§ **OBJECTIVE**: Return every line from the start of the entries up to and including the line with "error-cell [651,244,654,248]", unchanged.

§ **PROVIDED ENTRIES**:
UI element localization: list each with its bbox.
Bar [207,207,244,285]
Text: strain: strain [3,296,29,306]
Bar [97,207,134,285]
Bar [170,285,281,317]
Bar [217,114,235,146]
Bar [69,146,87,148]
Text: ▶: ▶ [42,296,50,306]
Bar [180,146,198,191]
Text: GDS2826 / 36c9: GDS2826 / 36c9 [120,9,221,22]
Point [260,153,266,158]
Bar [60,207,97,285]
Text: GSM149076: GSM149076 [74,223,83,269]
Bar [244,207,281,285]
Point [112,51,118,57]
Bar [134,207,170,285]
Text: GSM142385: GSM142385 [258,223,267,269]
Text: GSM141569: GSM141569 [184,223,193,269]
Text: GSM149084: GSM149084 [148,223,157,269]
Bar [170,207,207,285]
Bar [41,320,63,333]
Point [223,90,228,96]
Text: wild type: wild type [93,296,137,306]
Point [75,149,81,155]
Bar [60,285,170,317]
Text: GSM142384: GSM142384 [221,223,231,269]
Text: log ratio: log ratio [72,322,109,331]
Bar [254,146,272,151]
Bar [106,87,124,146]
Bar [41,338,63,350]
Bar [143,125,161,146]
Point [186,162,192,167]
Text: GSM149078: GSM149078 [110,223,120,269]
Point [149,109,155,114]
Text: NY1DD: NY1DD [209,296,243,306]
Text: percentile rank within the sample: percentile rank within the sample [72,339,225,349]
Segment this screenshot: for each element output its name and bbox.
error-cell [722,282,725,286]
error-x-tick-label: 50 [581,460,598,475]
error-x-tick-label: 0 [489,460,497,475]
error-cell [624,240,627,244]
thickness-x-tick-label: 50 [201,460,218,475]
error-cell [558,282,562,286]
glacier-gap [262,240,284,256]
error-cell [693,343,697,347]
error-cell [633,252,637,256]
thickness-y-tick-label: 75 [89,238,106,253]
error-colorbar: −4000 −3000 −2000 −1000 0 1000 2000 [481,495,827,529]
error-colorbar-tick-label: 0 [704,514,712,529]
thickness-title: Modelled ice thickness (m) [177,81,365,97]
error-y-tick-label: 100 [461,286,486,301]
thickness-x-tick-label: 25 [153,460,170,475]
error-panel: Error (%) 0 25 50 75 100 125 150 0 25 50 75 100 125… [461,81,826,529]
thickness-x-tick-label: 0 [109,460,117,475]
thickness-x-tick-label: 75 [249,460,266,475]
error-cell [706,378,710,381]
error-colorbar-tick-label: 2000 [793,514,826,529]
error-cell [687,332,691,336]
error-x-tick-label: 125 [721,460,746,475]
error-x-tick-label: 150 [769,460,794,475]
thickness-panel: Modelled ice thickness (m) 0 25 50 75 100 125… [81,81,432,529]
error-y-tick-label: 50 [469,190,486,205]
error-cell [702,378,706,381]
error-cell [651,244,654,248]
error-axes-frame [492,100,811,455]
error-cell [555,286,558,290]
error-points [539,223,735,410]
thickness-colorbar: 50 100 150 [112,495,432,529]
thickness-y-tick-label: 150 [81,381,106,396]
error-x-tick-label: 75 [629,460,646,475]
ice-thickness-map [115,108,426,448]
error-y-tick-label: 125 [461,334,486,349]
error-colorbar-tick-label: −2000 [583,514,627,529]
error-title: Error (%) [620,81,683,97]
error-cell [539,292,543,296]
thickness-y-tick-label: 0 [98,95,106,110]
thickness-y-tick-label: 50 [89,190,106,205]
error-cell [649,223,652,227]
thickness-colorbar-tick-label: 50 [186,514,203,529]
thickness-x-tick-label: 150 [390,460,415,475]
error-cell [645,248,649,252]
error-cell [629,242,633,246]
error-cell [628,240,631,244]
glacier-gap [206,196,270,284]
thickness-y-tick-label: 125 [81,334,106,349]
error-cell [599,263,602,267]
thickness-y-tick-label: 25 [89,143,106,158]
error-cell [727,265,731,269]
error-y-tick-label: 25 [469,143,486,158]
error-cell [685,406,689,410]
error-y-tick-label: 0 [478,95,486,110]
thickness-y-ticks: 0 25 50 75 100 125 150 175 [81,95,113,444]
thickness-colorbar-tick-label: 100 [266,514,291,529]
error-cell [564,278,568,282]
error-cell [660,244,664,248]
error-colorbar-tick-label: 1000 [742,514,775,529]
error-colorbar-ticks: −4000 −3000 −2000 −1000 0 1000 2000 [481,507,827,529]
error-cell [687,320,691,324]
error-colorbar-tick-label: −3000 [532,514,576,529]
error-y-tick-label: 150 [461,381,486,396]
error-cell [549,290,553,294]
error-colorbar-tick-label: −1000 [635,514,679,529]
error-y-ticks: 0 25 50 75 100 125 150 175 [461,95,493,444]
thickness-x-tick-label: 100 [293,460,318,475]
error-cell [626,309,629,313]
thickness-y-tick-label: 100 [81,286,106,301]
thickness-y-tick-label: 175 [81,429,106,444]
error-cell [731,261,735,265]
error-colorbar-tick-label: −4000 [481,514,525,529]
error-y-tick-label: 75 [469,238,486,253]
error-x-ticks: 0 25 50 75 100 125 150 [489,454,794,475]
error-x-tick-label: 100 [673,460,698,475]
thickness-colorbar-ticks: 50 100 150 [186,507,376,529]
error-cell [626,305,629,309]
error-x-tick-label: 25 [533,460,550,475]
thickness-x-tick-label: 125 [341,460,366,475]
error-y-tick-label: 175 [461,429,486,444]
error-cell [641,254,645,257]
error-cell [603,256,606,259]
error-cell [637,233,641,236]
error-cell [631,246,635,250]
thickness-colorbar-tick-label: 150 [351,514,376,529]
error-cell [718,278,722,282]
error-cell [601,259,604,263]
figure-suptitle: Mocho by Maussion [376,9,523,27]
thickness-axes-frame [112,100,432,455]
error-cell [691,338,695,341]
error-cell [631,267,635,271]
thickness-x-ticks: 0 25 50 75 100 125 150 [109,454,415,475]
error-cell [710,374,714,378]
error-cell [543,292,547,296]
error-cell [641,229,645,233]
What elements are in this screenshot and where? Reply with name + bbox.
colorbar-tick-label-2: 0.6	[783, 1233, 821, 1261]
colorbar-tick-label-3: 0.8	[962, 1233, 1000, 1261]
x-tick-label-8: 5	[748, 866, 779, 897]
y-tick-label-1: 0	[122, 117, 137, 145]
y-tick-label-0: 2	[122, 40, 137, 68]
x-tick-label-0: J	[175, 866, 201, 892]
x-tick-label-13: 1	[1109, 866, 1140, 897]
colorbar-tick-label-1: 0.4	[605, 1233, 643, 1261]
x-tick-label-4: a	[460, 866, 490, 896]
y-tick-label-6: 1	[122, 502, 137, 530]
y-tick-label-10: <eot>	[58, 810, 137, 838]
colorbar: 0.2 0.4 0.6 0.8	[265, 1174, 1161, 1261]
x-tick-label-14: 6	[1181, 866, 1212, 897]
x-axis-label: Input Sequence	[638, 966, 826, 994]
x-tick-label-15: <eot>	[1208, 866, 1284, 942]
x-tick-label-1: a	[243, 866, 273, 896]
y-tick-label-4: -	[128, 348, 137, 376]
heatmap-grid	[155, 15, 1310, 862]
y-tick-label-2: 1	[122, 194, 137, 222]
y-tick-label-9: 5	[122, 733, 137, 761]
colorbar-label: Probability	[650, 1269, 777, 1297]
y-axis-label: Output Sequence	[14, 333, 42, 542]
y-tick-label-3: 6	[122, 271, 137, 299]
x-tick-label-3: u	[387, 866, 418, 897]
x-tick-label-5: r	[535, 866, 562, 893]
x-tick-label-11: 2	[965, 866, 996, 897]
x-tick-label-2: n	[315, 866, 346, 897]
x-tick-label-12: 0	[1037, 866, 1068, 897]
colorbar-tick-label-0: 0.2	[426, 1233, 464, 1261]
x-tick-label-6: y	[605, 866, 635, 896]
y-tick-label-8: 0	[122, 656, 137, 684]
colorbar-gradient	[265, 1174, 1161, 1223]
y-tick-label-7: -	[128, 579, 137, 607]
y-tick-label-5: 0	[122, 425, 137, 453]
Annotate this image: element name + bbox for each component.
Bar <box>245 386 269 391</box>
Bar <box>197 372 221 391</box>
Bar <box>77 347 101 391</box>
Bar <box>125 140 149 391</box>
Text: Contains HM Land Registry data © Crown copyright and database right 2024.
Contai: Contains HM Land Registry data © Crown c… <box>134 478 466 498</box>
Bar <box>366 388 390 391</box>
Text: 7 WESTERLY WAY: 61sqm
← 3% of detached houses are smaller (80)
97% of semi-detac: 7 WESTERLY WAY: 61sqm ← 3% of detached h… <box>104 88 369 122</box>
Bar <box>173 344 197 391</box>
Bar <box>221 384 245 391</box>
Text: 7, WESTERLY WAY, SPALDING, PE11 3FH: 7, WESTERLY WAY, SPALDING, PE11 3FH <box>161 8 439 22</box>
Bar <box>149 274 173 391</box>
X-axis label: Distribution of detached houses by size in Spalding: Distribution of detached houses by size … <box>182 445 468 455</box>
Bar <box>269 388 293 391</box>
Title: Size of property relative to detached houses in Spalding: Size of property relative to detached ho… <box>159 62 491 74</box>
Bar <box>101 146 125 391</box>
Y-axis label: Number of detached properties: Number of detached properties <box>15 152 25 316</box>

§ **SOLUTION TO THE PROBLEM**:
UI element localization: list each with its bbox.
Bar [207,207,244,285]
Text: strain: strain [3,296,29,306]
Bar [97,207,134,285]
Bar [170,285,281,317]
Bar [217,114,235,146]
Bar [69,146,87,148]
Text: ▶: ▶ [42,296,50,306]
Bar [180,146,198,191]
Text: GDS2826 / 36c9: GDS2826 / 36c9 [120,9,221,22]
Point [260,153,266,158]
Bar [60,207,97,285]
Text: GSM149076: GSM149076 [74,223,83,269]
Bar [244,207,281,285]
Point [112,51,118,57]
Bar [134,207,170,285]
Text: GSM142385: GSM142385 [258,223,267,269]
Text: GSM141569: GSM141569 [184,223,193,269]
Text: GSM149084: GSM149084 [148,223,157,269]
Bar [170,207,207,285]
Bar [41,320,63,333]
Point [223,90,228,96]
Text: wild type: wild type [93,296,137,306]
Point [75,149,81,155]
Bar [60,285,170,317]
Text: GSM142384: GSM142384 [221,223,231,269]
Text: log ratio: log ratio [72,322,109,331]
Bar [254,146,272,151]
Bar [106,87,124,146]
Bar [41,338,63,350]
Bar [143,125,161,146]
Point [186,162,192,167]
Text: GSM149078: GSM149078 [110,223,120,269]
Point [149,109,155,114]
Text: NY1DD: NY1DD [209,296,243,306]
Text: percentile rank within the sample: percentile rank within the sample [72,339,225,349]
Segment this screenshot: for each element output its name and bbox.
error-cell [722,282,725,286]
error-x-tick-label: 50 [581,460,598,475]
error-x-tick-label: 0 [489,460,497,475]
error-cell [624,240,627,244]
thickness-x-tick-label: 50 [201,460,218,475]
error-cell [558,282,562,286]
glacier-gap [262,240,284,256]
error-cell [693,343,697,347]
error-cell [633,252,637,256]
thickness-y-tick-label: 75 [89,238,106,253]
error-colorbar: −4000 −3000 −2000 −1000 0 1000 2000 [481,495,827,529]
error-colorbar-tick-label: 0 [704,514,712,529]
thickness-title: Modelled ice thickness (m) [177,81,365,97]
error-y-tick-label: 100 [461,286,486,301]
thickness-x-tick-label: 25 [153,460,170,475]
error-panel: Error (%) 0 25 50 75 100 125 150 0 25 50 75 100 125… [461,81,826,529]
thickness-x-tick-label: 0 [109,460,117,475]
thickness-x-tick-label: 75 [249,460,266,475]
error-cell [706,378,710,381]
error-colorbar-tick-label: 2000 [793,514,826,529]
error-cell [687,332,691,336]
error-x-tick-label: 125 [721,460,746,475]
error-x-tick-label: 150 [769,460,794,475]
thickness-panel: Modelled ice thickness (m) 0 25 50 75 100 125… [81,81,432,529]
error-y-tick-label: 50 [469,190,486,205]
error-cell [702,378,706,381]
error-cell [651,244,654,248]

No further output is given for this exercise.